[start Material to process]

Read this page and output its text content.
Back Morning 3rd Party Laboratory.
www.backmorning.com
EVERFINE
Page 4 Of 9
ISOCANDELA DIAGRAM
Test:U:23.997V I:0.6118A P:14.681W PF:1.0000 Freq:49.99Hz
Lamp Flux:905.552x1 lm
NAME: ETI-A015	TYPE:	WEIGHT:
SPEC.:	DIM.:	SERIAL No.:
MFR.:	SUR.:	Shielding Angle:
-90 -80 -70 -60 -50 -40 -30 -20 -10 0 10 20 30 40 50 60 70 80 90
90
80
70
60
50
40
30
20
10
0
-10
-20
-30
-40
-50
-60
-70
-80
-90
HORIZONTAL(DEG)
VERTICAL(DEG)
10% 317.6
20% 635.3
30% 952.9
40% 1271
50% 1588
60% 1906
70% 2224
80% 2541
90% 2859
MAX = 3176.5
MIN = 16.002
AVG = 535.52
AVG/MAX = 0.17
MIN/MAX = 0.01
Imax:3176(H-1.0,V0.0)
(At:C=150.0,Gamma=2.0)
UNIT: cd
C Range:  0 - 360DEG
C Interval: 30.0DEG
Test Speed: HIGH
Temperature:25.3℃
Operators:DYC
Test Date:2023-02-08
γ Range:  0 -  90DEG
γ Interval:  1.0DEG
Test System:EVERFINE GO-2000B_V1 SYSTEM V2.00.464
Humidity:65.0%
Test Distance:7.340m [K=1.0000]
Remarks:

[end Material to process]

Job ▸
Looking at the data above, show all lines where the word "EVERFINE" occurs.

Response to the exercise ▸
EVERFINE
Test System:EVERFINE GO-2000B_V1 SYSTEM V2.00.464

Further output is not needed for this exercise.